[Dataset rows about figures]
# # # #
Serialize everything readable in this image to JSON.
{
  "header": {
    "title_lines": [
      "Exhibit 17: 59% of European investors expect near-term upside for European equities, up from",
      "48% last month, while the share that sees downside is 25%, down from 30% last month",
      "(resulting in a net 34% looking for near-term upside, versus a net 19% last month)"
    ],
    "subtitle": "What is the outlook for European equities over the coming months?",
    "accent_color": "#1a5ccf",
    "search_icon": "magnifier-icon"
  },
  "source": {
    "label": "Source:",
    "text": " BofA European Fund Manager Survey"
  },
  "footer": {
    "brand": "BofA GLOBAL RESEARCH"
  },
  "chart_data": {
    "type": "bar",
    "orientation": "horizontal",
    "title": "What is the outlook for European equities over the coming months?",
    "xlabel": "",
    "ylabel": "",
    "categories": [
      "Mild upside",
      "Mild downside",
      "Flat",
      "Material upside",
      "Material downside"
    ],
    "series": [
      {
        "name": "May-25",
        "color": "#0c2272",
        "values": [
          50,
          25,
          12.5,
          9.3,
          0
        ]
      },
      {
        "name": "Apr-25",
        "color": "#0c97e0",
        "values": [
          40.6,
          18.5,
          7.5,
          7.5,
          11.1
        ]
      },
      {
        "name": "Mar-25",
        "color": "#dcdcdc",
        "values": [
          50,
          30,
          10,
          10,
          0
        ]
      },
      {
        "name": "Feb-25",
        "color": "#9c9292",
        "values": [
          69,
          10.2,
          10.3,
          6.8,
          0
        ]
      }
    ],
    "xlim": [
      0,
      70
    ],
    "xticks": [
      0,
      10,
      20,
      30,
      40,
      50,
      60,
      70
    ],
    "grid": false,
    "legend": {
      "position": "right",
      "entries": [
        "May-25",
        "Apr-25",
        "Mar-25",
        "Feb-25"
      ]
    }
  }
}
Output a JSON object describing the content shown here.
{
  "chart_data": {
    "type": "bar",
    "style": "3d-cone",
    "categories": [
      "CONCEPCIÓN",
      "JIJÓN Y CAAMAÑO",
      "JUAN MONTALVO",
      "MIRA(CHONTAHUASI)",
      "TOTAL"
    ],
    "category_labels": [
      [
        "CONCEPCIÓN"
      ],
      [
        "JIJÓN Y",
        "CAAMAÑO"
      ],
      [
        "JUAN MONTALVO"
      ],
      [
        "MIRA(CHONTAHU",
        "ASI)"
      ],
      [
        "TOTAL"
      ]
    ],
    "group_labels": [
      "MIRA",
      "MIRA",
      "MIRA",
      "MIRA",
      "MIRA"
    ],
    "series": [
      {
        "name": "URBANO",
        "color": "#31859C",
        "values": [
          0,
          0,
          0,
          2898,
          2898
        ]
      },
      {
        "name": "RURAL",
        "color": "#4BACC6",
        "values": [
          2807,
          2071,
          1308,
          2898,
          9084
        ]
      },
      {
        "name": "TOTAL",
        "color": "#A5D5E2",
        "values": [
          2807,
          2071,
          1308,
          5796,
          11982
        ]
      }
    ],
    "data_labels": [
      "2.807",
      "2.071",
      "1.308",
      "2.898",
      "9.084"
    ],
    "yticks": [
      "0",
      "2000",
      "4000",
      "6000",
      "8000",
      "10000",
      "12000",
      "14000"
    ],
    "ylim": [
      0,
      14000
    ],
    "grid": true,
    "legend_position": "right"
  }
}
# # # #
Exercise details:
Scan the material line by line and report each one that contains "last".

Response to this task:
      "48% last month, while the share that sees downside is 25%, down from 30% last month",
      "(resulting in a net 34% looking for near-term upside, versus a net 19% last month)"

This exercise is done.